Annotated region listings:
□ □ □ □

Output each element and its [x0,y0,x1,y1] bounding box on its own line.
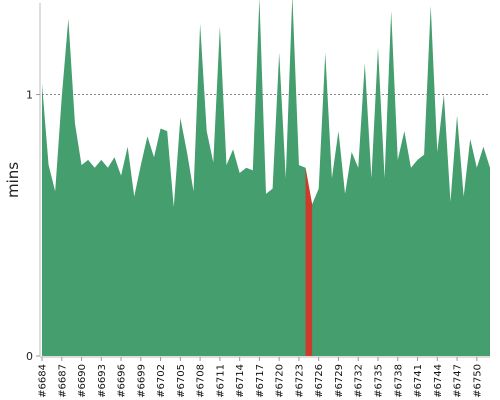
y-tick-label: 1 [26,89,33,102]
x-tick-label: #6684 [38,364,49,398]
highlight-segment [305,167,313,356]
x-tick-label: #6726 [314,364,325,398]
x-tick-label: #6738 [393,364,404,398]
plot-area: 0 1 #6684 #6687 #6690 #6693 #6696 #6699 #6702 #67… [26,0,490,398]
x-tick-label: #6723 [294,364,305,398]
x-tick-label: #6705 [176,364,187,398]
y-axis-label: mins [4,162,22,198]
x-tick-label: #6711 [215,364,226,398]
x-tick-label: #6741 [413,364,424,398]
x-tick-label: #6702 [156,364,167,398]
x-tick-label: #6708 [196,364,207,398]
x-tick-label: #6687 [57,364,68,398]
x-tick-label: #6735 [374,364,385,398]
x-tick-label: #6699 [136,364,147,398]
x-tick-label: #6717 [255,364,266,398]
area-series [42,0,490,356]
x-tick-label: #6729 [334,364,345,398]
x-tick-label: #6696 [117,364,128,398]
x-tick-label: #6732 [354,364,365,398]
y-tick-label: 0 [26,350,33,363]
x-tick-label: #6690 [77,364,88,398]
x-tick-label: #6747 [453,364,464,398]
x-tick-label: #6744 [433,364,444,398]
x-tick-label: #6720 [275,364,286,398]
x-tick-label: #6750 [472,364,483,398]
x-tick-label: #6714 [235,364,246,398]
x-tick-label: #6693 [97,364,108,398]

□ □ □ □

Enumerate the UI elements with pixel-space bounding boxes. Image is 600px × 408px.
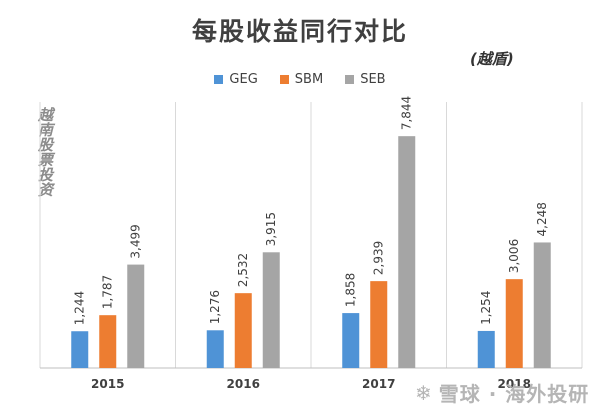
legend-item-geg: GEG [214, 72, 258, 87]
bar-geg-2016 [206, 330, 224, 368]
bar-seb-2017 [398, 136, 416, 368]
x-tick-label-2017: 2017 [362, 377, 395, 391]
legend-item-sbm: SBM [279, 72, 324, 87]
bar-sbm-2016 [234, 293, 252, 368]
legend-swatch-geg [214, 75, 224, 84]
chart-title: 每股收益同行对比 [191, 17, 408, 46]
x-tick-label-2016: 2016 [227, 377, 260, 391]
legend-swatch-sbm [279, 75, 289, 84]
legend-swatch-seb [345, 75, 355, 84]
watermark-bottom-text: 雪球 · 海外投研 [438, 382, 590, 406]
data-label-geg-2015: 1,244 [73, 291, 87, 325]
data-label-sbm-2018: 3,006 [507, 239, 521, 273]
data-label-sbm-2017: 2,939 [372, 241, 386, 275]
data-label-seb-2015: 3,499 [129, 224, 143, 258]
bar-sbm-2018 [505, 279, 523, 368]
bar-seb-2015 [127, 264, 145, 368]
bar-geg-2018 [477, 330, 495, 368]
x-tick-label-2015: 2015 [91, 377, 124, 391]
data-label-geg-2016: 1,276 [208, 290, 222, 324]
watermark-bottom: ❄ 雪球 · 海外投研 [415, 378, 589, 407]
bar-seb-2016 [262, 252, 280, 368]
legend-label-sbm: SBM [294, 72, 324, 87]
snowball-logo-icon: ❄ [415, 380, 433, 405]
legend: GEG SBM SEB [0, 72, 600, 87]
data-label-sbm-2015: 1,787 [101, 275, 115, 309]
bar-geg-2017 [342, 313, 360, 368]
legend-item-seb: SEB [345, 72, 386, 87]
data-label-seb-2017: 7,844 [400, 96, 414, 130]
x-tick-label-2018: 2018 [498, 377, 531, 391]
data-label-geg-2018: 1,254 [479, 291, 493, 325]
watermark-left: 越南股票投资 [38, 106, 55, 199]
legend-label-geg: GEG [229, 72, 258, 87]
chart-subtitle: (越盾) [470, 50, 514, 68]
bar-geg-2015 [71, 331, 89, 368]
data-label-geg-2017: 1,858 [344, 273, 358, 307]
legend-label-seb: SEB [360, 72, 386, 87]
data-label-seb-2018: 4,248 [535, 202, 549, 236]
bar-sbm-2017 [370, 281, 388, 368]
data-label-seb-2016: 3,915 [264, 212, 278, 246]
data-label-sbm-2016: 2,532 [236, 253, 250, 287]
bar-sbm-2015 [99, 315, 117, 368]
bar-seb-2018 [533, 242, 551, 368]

□ □ □ □

Rename "legend-swatch" to "legend-marker" throughout the stretch from the line containing "legend-item-geg: GEG [214, 72, 258, 87]" through the line containing "bar-seb-2015 [127, 264, 145, 368]", and return only those lines with everything else unchanged.

legend-item-geg: GEG [214, 72, 258, 87]
bar-geg-2016 [206, 330, 224, 368]
bar-seb-2017 [398, 136, 416, 368]
x-tick-label-2017: 2017 [362, 377, 395, 391]
legend-item-sbm: SBM [279, 72, 324, 87]
bar-sbm-2016 [234, 293, 252, 368]
legend-marker-geg [214, 75, 224, 84]
chart-title: 每股收益同行对比 [191, 17, 408, 46]
x-tick-label-2016: 2016 [227, 377, 260, 391]
legend-marker-sbm [279, 75, 289, 84]
legend-marker-seb [345, 75, 355, 84]
watermark-bottom-text: 雪球 · 海外投研 [438, 382, 590, 406]
data-label-geg-2015: 1,244 [73, 291, 87, 325]
data-label-sbm-2018: 3,006 [507, 239, 521, 273]
data-label-sbm-2017: 2,939 [372, 241, 386, 275]
data-label-seb-2015: 3,499 [129, 224, 143, 258]
bar-sbm-2018 [505, 279, 523, 368]
bar-seb-2015 [127, 264, 145, 368]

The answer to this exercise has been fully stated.